* Begin GIVEN RECORDS *

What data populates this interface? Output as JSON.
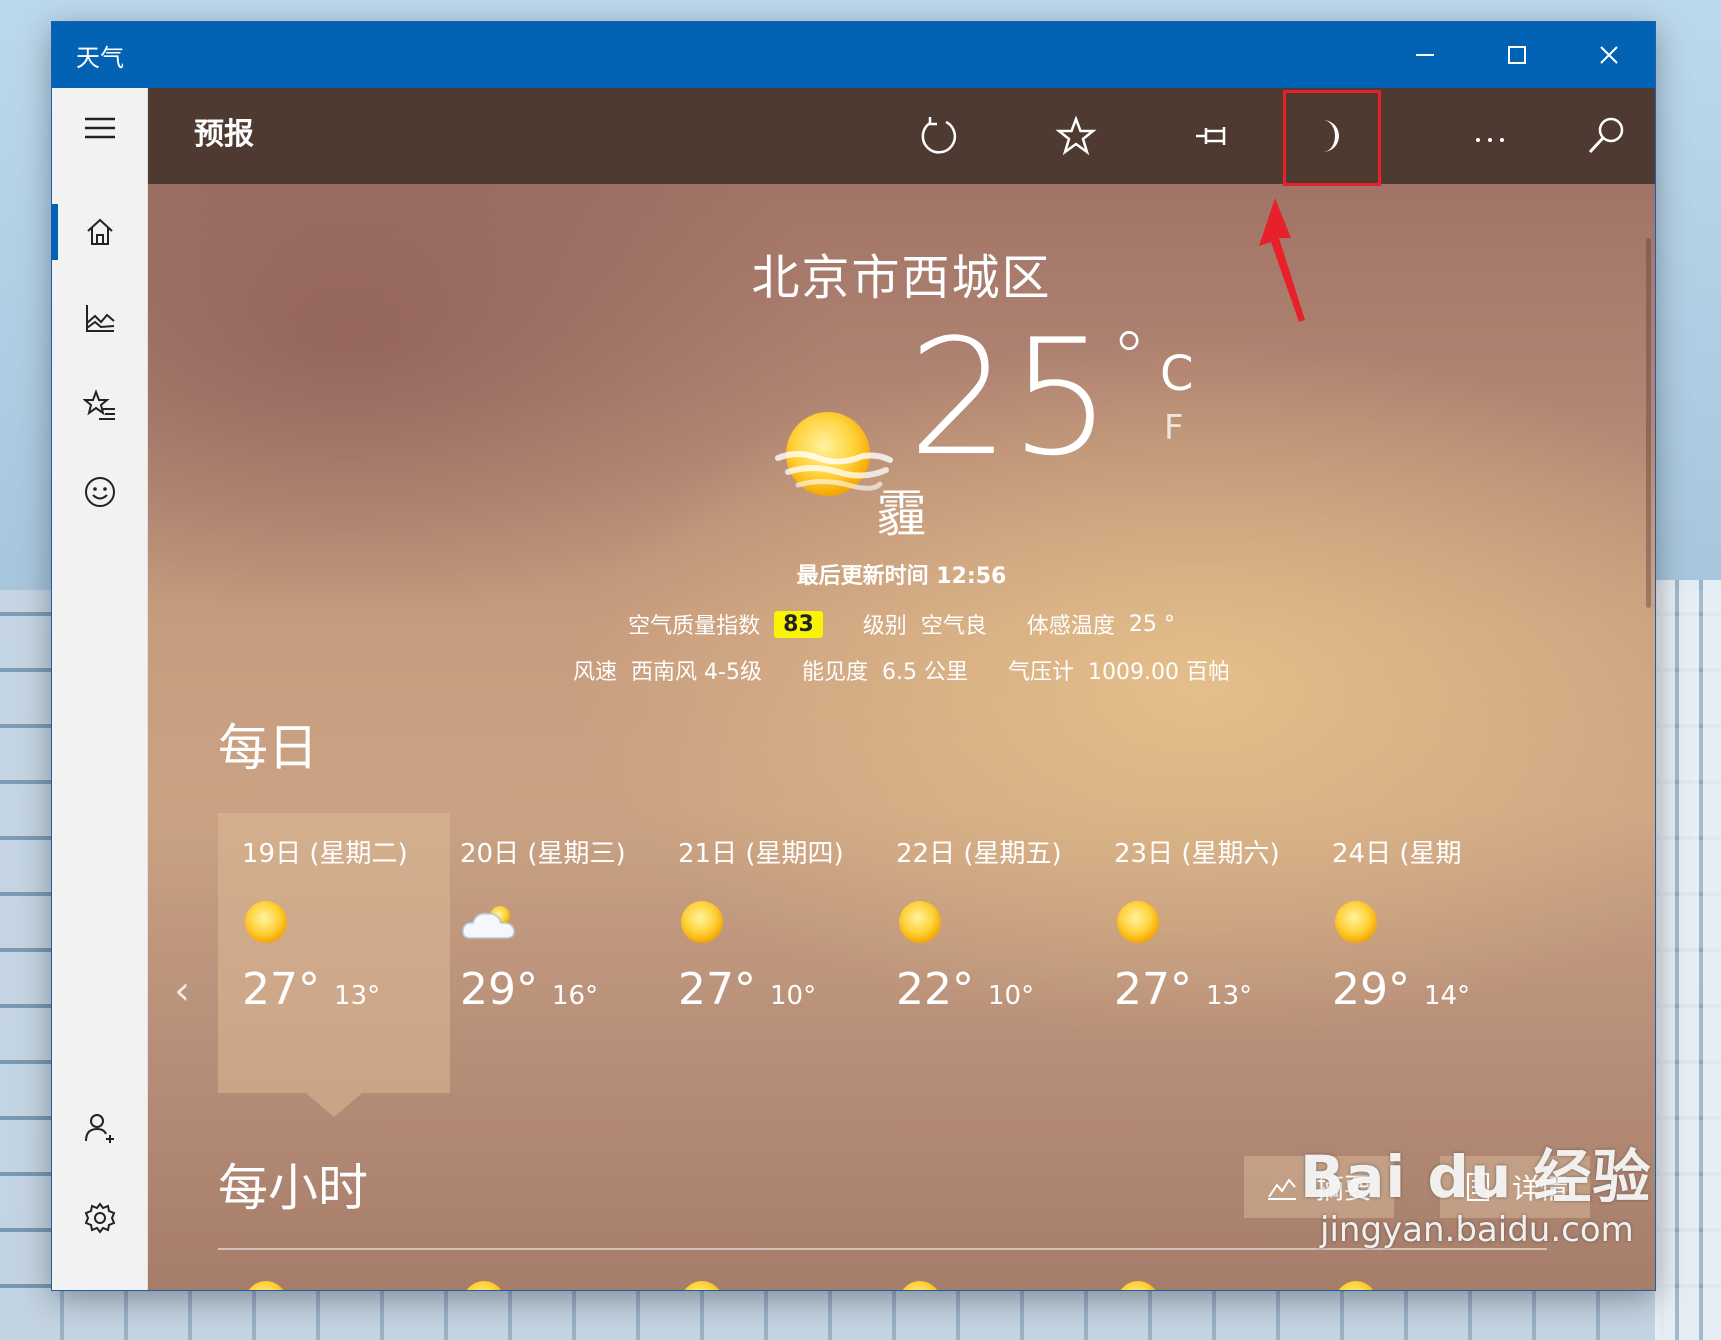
{
  "window": {
    "title": "天气"
  },
  "appbar": {
    "section_title": "预报"
  },
  "location": {
    "name": "北京市西城区"
  },
  "current": {
    "temperature": "25",
    "degree_symbol": "°",
    "unit_c": "C",
    "unit_f": "F",
    "condition": "霾",
    "updated": "最后更新时间 12:56"
  },
  "metrics": {
    "aqi_label": "空气质量指数",
    "aqi_value": "83",
    "level_label": "级别",
    "level_value": "空气良",
    "feels_label": "体感温度",
    "feels_value": "25 °",
    "wind_label": "风速",
    "wind_value": "西南风 4-5级",
    "visibility_label": "能见度",
    "visibility_value": "6.5 公里",
    "pressure_label": "气压计",
    "pressure_value": "1009.00 百帕"
  },
  "daily": {
    "heading": "每日",
    "days": [
      {
        "label": "19日 (星期二)",
        "hi": "27°",
        "lo": "13°",
        "icon": "sun-icon"
      },
      {
        "label": "20日 (星期三)",
        "hi": "29°",
        "lo": "16°",
        "icon": "cloud-icon"
      },
      {
        "label": "21日 (星期四)",
        "hi": "27°",
        "lo": "10°",
        "icon": "sun-icon"
      },
      {
        "label": "22日 (星期五)",
        "hi": "22°",
        "lo": "10°",
        "icon": "sun-icon"
      },
      {
        "label": "23日 (星期六)",
        "hi": "27°",
        "lo": "13°",
        "icon": "sun-icon"
      },
      {
        "label": "24日 (星期",
        "hi": "29°",
        "lo": "14°",
        "icon": "sun-icon"
      }
    ],
    "prev_arrow": "‹",
    "next_arrow": "›"
  },
  "hourly": {
    "heading": "每小时",
    "summary_label": "摘要",
    "details_label": "详情"
  },
  "watermark": {
    "line1": "Bai du 经验",
    "line2": "jingyan.baidu.com"
  },
  "colors": {
    "titlebar": "#0263b4",
    "appbar": "#4e3a30",
    "aqi_badge": "#f7f500",
    "annotation": "#e8202a"
  }
}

* End GIVEN RECORDS *

(GIVEN INSTRUCTION): Retype every entry verbatim and exclude the pictures from the copy.

(RESPONSE):
What data populates this interface? Output as JSON.
{
  "window": {
    "title": "天气"
  },
  "appbar": {
    "section_title": "预报"
  },
  "location": {
    "name": "北京市西城区"
  },
  "current": {
    "temperature": "25",
    "degree_symbol": "°",
    "unit_c": "C",
    "unit_f": "F",
    "condition": "霾",
    "updated": "最后更新时间 12:56"
  },
  "metrics": {
    "aqi_label": "空气质量指数",
    "aqi_value": "83",
    "level_label": "级别",
    "level_value": "空气良",
    "feels_label": "体感温度",
    "feels_value": "25 °",
    "wind_label": "风速",
    "wind_value": "西南风 4-5级",
    "visibility_label": "能见度",
    "visibility_value": "6.5 公里",
    "pressure_label": "气压计",
    "pressure_value": "1009.00 百帕"
  },
  "daily": {
    "heading": "每日",
    "days": [
      {
        "label": "19日 (星期二)",
        "hi": "27°",
        "lo": "13°",
        "icon": "sun-icon"
      },
      {
        "label": "20日 (星期三)",
        "hi": "29°",
        "lo": "16°",
        "icon": "cloud-icon"
      },
      {
        "label": "21日 (星期四)",
        "hi": "27°",
        "lo": "10°",
        "icon": "sun-icon"
      },
      {
        "label": "22日 (星期五)",
        "hi": "22°",
        "lo": "10°",
        "icon": "sun-icon"
      },
      {
        "label": "23日 (星期六)",
        "hi": "27°",
        "lo": "13°",
        "icon": "sun-icon"
      },
      {
        "label": "24日 (星期",
        "hi": "29°",
        "lo": "14°",
        "icon": "sun-icon"
      }
    ],
    "prev_arrow": "‹",
    "next_arrow": "›"
  },
  "hourly": {
    "heading": "每小时",
    "summary_label": "摘要",
    "details_label": "详情"
  },
  "watermark": {
    "line1": "Bai du 经验",
    "line2": "jingyan.baidu.com"
  },
  "colors": {
    "titlebar": "#0263b4",
    "appbar": "#4e3a30",
    "aqi_badge": "#f7f500",
    "annotation": "#e8202a"
  }
}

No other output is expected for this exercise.